=== RECORDED DATA ===
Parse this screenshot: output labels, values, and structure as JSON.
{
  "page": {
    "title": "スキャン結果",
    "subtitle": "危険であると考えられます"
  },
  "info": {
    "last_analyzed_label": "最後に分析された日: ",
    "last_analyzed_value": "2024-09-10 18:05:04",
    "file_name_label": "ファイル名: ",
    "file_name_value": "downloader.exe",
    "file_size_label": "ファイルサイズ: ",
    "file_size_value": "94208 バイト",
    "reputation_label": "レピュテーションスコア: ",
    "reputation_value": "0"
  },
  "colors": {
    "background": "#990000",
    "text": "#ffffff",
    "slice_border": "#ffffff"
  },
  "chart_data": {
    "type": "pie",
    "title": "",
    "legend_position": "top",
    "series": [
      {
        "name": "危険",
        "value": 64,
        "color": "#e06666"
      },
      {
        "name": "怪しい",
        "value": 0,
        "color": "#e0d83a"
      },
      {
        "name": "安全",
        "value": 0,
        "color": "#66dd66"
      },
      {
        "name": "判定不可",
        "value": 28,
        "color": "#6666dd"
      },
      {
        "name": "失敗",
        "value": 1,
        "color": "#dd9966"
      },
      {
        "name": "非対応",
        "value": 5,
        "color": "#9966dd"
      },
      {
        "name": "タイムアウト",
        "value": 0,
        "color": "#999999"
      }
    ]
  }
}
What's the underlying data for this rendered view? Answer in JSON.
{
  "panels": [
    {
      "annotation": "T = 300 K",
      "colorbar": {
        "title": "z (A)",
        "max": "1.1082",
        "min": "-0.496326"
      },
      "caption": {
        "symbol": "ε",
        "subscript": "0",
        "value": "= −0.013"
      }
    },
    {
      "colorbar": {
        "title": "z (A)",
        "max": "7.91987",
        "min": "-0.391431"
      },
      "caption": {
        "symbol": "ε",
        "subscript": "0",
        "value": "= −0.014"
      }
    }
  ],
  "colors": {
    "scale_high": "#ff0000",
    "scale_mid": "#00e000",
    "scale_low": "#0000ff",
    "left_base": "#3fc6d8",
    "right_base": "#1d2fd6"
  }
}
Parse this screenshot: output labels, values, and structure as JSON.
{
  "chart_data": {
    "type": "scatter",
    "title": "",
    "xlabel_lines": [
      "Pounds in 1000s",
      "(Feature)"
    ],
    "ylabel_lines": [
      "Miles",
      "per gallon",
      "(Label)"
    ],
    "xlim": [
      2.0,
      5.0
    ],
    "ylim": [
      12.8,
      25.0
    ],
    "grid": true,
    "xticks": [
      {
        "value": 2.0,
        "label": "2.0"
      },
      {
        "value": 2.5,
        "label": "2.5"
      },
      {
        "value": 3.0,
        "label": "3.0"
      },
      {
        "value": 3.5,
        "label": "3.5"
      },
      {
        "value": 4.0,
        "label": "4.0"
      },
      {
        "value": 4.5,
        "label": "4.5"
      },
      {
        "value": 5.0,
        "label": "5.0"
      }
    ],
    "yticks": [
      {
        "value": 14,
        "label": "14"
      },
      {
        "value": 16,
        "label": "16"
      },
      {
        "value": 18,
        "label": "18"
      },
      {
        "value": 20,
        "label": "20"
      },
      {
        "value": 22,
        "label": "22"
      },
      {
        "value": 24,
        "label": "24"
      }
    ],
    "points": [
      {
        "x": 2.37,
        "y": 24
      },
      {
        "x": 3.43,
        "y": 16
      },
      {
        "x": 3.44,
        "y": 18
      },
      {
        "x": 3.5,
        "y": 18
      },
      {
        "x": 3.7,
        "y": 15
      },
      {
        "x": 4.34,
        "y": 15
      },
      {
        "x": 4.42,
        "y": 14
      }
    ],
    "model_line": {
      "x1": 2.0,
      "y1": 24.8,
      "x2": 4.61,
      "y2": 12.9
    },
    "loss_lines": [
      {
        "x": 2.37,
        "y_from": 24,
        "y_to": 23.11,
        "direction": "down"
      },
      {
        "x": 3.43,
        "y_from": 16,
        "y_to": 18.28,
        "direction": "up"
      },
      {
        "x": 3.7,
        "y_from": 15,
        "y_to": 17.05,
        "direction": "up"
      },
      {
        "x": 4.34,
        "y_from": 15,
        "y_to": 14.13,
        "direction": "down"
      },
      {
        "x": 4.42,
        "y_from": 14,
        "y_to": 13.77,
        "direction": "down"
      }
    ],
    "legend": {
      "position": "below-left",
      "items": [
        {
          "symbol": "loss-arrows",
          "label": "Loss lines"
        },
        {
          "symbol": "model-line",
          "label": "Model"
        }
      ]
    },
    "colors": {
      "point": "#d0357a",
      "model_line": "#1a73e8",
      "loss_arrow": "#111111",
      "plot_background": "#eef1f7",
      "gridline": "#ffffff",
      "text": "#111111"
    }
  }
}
===
> _PROBLEM REQUIREMENTS_
Restate each of the entries above verbatim.

> _SOLUTION_
Parse this screenshot: output labels, values, and structure as JSON.
{
  "page": {
    "title": "スキャン結果",
    "subtitle": "危険であると考えられます"
  },
  "info": {
    "last_analyzed_label": "最後に分析された日: ",
    "last_analyzed_value": "2024-09-10 18:05:04",
    "file_name_label": "ファイル名: ",
    "file_name_value": "downloader.exe",
    "file_size_label": "ファイルサイズ: ",
    "file_size_value": "94208 バイト",
    "reputation_label": "レピュテーションスコア: ",
    "reputation_value": "0"
  },
  "colors": {
    "background": "#990000",
    "text": "#ffffff",
    "slice_border": "#ffffff"
  },
  "chart_data": {
    "type": "pie",
    "title": "",
    "legend_position": "top",
    "series": [
      {
        "name": "危険",
        "value": 64,
        "color": "#e06666"
      },
      {
        "name": "怪しい",
        "value": 0,
        "color": "#e0d83a"
      },
      {
        "name": "安全",
        "value": 0,
        "color": "#66dd66"
      },
      {
        "name": "判定不可",
        "value": 28,
        "color": "#6666dd"
      },
      {
        "name": "失敗",
        "value": 1,
        "color": "#dd9966"
      },
      {
        "name": "非対応",
        "value": 5,
        "color": "#9966dd"
      },
      {
        "name": "タイムアウト",
        "value": 0,
        "color": "#999999"
      }
    ]
  }
}
What's the underlying data for this rendered view? Answer in JSON.
{
  "panels": [
    {
      "annotation": "T = 300 K",
      "colorbar": {
        "title": "z (A)",
        "max": "1.1082",
        "min": "-0.496326"
      },
      "caption": {
        "symbol": "ε",
        "subscript": "0",
        "value": "= −0.013"
      }
    },
    {
      "colorbar": {
        "title": "z (A)",
        "max": "7.91987",
        "min": "-0.391431"
      },
      "caption": {
        "symbol": "ε",
        "subscript": "0",
        "value": "= −0.014"
      }
    }
  ],
  "colors": {
    "scale_high": "#ff0000",
    "scale_mid": "#00e000",
    "scale_low": "#0000ff",
    "left_base": "#3fc6d8",
    "right_base": "#1d2fd6"
  }
}
Parse this screenshot: output labels, values, and structure as JSON.
{
  "chart_data": {
    "type": "scatter",
    "title": "",
    "xlabel_lines": [
      "Pounds in 1000s",
      "(Feature)"
    ],
    "ylabel_lines": [
      "Miles",
      "per gallon",
      "(Label)"
    ],
    "xlim": [
      2.0,
      5.0
    ],
    "ylim": [
      12.8,
      25.0
    ],
    "grid": true,
    "xticks": [
      {
        "value": 2.0,
        "label": "2.0"
      },
      {
        "value": 2.5,
        "label": "2.5"
      },
      {
        "value": 3.0,
        "label": "3.0"
      },
      {
        "value": 3.5,
        "label": "3.5"
      },
      {
        "value": 4.0,
        "label": "4.0"
      },
      {
        "value": 4.5,
        "label": "4.5"
      },
      {
        "value": 5.0,
        "label": "5.0"
      }
    ],
    "yticks": [
      {
        "value": 14,
        "label": "14"
      },
      {
        "value": 16,
        "label": "16"
      },
      {
        "value": 18,
        "label": "18"
      },
      {
        "value": 20,
        "label": "20"
      },
      {
        "value": 22,
        "label": "22"
      },
      {
        "value": 24,
        "label": "24"
      }
    ],
    "points": [
      {
        "x": 2.37,
        "y": 24
      },
      {
        "x": 3.43,
        "y": 16
      },
      {
        "x": 3.44,
        "y": 18
      },
      {
        "x": 3.5,
        "y": 18
      },
      {
        "x": 3.7,
        "y": 15
      },
      {
        "x": 4.34,
        "y": 15
      },
      {
        "x": 4.42,
        "y": 14
      }
    ],
    "model_line": {
      "x1": 2.0,
      "y1": 24.8,
      "x2": 4.61,
      "y2": 12.9
    },
    "loss_lines": [
      {
        "x": 2.37,
        "y_from": 24,
        "y_to": 23.11,
        "direction": "down"
      },
      {
        "x": 3.43,
        "y_from": 16,
        "y_to": 18.28,
        "direction": "up"
      },
      {
        "x": 3.7,
        "y_from": 15,
        "y_to": 17.05,
        "direction": "up"
      },
      {
        "x": 4.34,
        "y_from": 15,
        "y_to": 14.13,
        "direction": "down"
      },
      {
        "x": 4.42,
        "y_from": 14,
        "y_to": 13.77,
        "direction": "down"
      }
    ],
    "legend": {
      "position": "below-left",
      "items": [
        {
          "symbol": "loss-arrows",
          "label": "Loss lines"
        },
        {
          "symbol": "model-line",
          "label": "Model"
        }
      ]
    },
    "colors": {
      "point": "#d0357a",
      "model_line": "#1a73e8",
      "loss_arrow": "#111111",
      "plot_background": "#eef1f7",
      "gridline": "#ffffff",
      "text": "#111111"
    }
  }
}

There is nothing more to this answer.